PROBLEM: In the listing below, locate the lines bearing the word "Фасады". Copy every one of them.

STORED RECORDS:
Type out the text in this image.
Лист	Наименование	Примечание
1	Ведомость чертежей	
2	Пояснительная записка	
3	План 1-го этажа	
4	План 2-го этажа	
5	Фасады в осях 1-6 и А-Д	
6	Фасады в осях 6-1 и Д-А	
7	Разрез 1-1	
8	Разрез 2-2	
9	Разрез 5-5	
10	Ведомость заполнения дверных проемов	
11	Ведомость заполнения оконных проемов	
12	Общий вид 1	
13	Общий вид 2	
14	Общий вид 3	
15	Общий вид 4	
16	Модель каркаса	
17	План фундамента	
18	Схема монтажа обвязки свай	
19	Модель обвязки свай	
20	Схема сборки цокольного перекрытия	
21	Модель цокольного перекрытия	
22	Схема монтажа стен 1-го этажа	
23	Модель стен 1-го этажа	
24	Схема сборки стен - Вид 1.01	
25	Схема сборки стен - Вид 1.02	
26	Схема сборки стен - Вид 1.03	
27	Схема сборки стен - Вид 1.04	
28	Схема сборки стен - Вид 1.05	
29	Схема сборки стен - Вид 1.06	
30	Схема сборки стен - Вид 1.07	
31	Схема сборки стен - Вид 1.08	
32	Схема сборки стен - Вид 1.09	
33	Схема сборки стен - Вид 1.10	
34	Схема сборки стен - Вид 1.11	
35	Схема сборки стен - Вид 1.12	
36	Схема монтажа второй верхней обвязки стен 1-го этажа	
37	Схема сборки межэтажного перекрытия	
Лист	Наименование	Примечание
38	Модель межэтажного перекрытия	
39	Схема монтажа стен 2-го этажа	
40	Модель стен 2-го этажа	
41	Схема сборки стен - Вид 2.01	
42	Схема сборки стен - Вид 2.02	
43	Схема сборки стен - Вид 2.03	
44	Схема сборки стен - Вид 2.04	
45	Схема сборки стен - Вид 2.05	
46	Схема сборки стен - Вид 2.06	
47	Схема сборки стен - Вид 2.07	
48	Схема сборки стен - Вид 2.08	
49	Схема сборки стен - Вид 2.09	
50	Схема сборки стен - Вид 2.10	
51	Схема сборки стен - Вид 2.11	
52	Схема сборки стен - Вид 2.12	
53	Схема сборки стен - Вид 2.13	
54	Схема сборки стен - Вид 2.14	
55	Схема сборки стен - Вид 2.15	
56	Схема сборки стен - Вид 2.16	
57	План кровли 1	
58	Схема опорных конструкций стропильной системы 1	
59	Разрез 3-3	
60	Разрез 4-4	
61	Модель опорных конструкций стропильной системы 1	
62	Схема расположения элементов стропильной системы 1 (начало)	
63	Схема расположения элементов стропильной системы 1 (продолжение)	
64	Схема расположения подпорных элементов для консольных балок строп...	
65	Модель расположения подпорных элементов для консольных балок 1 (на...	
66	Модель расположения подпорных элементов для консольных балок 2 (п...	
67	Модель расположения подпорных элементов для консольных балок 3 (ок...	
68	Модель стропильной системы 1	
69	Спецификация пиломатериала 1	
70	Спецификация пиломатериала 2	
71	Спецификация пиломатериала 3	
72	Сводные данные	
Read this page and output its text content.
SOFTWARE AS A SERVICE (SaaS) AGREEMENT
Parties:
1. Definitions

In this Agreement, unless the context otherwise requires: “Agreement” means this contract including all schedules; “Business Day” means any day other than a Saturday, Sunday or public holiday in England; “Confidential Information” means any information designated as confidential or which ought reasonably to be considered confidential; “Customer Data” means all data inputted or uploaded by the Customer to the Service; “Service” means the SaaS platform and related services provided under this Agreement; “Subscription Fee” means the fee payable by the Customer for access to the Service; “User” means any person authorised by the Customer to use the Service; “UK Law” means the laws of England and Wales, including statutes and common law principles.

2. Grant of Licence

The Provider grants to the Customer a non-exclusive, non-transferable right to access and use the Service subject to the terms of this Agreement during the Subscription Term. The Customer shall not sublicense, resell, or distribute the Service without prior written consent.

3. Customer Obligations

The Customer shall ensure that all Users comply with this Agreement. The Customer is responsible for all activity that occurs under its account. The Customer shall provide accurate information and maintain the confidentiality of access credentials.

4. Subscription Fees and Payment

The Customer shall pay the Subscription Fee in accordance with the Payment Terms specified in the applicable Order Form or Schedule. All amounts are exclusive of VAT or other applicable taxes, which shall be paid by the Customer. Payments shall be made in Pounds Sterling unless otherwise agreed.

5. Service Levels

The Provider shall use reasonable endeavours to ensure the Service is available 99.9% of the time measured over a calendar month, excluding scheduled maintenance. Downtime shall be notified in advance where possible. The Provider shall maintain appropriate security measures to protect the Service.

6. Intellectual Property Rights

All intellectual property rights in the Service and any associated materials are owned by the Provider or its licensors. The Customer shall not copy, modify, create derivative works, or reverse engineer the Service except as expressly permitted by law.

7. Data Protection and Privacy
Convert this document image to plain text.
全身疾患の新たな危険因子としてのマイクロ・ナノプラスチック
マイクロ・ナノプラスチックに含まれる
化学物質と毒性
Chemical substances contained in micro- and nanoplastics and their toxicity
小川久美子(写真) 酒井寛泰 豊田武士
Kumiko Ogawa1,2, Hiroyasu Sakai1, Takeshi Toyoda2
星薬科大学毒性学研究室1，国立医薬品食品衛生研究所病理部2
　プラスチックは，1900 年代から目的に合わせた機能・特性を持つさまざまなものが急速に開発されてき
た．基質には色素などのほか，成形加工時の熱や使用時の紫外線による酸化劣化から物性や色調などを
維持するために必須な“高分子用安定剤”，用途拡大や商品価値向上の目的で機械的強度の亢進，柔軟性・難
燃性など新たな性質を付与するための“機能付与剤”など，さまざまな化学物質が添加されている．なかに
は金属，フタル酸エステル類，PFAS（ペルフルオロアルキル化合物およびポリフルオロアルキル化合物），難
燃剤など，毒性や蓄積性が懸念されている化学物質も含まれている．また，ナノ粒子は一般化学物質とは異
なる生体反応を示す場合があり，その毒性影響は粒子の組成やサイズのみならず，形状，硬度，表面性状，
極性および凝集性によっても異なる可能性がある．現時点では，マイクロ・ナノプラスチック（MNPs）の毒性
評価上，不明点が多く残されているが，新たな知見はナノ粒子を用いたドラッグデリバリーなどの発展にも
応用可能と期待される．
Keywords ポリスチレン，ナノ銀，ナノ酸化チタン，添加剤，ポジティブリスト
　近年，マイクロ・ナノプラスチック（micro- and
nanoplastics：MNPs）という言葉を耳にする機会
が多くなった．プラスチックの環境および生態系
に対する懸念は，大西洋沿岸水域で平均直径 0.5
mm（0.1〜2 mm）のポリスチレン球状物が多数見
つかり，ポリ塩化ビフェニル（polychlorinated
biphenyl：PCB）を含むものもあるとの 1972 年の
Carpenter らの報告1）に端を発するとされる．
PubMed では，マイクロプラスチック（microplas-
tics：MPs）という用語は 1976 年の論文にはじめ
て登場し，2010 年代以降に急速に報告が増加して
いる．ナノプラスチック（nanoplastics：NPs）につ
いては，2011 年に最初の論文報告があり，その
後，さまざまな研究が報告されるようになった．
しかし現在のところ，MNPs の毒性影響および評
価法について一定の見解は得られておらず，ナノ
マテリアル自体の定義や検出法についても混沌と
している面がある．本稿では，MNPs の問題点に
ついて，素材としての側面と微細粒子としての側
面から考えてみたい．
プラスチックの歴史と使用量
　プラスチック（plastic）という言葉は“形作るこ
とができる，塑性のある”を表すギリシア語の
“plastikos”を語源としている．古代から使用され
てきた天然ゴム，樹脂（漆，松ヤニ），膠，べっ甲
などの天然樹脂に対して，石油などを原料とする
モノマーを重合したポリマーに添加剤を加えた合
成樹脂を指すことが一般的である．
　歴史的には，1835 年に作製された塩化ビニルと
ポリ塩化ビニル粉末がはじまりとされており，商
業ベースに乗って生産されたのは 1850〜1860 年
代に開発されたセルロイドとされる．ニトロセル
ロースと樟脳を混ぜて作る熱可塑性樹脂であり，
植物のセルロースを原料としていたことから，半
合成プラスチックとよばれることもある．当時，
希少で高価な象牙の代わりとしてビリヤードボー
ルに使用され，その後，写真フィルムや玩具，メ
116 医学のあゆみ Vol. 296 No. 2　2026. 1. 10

OUTPUT FOR THIS EXERCISE:
5	Фасады в осях 1-6 и А-Д	
6	Фасады в осях 6-1 и Д-А	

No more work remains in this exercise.